◆ Exercise brief
Separate out the lines that hold "GTIN".

******

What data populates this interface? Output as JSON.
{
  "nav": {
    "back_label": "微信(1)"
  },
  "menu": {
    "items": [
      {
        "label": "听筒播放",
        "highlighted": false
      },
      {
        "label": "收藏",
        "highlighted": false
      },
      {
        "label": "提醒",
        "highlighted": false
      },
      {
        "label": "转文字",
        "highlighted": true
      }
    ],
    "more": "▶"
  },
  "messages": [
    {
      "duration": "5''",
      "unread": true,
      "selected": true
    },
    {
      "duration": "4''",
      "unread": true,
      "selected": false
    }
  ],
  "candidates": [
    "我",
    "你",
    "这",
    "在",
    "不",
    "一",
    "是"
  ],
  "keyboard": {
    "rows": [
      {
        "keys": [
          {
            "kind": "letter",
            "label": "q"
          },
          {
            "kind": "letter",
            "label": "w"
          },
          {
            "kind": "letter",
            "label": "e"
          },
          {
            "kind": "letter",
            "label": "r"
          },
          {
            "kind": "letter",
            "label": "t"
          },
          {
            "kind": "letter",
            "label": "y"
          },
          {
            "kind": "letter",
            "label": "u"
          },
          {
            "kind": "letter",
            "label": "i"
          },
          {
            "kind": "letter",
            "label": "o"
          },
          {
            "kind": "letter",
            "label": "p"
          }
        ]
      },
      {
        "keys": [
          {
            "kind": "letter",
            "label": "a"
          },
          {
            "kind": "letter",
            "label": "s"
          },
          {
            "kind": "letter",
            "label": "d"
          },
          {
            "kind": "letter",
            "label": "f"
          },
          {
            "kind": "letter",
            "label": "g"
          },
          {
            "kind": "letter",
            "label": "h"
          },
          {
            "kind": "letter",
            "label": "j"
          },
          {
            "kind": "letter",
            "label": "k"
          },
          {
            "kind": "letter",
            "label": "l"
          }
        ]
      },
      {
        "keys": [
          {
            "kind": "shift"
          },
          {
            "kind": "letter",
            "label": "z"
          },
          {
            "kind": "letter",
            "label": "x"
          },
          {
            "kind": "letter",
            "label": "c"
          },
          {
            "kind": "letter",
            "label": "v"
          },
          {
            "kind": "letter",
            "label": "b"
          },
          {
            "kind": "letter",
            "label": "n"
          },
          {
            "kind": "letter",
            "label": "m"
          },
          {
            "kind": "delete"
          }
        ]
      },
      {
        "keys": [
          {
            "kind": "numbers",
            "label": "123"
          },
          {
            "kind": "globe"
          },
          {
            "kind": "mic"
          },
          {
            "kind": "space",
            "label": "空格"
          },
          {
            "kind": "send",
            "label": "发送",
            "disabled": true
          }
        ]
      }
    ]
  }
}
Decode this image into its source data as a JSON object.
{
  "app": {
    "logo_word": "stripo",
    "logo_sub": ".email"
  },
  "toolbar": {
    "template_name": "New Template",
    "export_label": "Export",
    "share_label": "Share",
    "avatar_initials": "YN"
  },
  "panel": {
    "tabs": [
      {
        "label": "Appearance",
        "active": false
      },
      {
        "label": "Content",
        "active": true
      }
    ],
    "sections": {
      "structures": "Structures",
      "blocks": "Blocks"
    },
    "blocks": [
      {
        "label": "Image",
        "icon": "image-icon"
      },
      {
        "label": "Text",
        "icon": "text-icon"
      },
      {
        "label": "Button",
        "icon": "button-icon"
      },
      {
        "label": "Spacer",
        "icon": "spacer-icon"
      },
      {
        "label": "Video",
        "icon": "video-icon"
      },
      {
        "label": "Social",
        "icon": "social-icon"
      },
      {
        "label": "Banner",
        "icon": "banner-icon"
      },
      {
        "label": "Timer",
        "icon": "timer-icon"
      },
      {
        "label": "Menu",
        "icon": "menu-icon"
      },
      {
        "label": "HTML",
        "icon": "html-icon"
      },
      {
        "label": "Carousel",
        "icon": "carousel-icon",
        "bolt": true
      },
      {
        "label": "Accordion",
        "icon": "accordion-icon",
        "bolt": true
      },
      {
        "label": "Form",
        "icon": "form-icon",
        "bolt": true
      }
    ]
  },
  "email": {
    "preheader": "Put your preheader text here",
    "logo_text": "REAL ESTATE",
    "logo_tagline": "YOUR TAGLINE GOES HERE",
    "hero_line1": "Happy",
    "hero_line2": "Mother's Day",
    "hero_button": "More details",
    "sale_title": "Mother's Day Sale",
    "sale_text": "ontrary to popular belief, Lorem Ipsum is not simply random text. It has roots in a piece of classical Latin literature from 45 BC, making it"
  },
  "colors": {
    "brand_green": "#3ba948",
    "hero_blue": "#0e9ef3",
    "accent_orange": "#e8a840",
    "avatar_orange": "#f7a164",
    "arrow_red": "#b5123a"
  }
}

******

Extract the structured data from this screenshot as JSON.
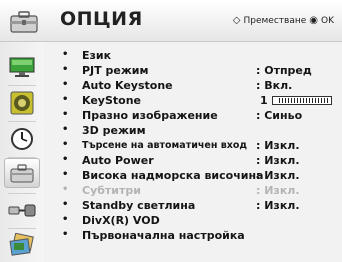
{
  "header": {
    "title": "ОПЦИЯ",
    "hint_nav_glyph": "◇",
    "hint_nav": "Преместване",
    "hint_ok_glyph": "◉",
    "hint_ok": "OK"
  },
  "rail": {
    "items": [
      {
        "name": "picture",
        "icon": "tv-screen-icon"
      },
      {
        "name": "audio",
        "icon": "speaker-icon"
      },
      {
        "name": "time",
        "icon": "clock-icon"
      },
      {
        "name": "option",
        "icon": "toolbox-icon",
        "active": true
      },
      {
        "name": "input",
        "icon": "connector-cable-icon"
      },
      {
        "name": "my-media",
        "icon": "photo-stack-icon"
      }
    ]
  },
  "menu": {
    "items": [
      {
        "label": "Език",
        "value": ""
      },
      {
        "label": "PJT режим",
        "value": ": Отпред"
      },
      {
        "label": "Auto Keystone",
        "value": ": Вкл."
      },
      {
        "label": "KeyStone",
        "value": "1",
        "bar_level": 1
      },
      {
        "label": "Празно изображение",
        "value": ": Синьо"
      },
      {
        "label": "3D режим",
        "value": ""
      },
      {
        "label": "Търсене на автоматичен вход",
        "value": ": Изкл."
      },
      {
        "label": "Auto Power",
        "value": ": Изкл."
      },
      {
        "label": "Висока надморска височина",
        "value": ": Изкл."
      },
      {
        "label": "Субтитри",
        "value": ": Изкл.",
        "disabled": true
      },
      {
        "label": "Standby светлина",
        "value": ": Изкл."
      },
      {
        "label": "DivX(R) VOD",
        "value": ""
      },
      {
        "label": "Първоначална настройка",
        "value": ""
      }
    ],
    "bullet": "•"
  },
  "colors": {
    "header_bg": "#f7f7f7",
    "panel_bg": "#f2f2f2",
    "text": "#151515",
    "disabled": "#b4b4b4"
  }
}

******

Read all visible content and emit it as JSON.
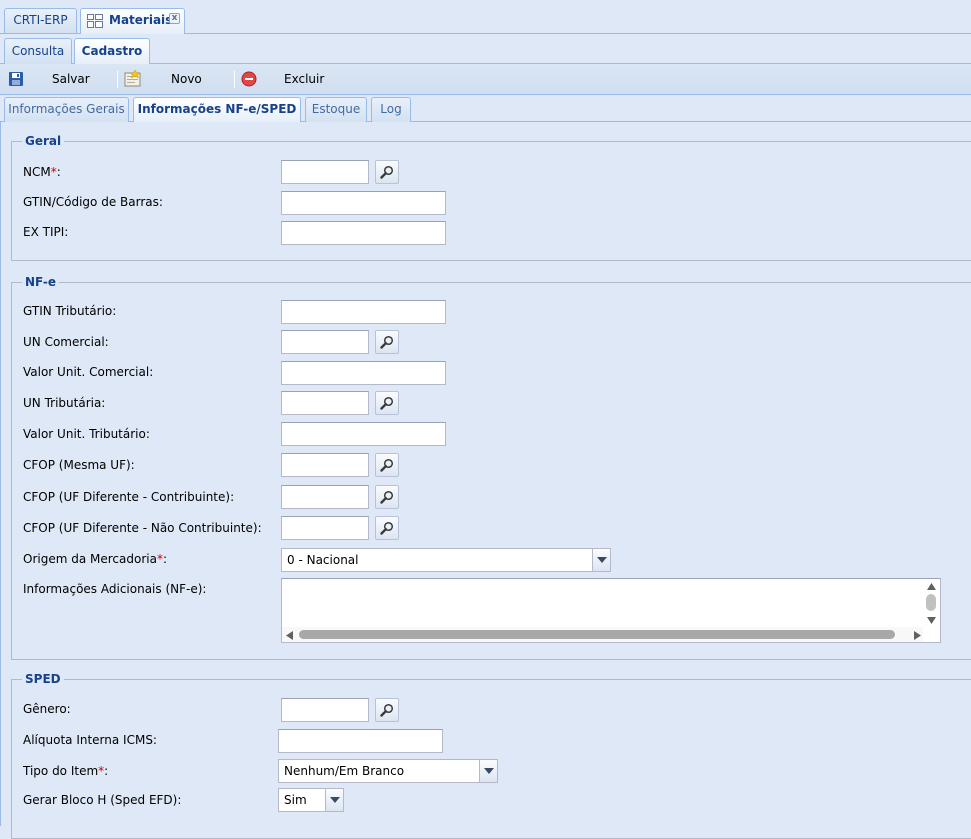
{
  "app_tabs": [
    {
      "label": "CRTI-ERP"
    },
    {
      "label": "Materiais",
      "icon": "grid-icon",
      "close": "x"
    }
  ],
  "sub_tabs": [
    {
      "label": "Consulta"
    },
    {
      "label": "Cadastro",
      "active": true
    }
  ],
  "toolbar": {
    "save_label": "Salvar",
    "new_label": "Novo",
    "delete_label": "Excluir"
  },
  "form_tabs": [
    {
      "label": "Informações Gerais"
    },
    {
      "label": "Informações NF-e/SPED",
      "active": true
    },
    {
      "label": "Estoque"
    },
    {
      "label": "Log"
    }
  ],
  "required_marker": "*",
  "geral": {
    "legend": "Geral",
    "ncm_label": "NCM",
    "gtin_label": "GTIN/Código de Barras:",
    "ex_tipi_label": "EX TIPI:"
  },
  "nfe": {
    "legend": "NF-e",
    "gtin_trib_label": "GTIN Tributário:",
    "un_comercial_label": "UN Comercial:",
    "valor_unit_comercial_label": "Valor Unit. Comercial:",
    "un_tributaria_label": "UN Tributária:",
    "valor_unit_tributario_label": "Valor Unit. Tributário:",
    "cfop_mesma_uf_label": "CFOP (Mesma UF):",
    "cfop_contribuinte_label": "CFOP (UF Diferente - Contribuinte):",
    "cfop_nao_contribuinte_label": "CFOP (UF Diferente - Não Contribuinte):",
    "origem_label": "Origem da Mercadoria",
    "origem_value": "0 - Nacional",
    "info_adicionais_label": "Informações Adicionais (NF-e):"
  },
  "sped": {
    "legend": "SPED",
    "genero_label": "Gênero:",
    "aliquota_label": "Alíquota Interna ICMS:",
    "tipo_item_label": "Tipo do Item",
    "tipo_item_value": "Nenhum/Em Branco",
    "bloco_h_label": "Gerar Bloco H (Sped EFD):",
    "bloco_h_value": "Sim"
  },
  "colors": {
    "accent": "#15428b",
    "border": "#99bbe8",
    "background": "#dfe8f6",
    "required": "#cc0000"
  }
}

******

◆ Full answer
    "gtin_label": "GTIN/Código de Barras:",
    "gtin_trib_label": "GTIN Tributário:",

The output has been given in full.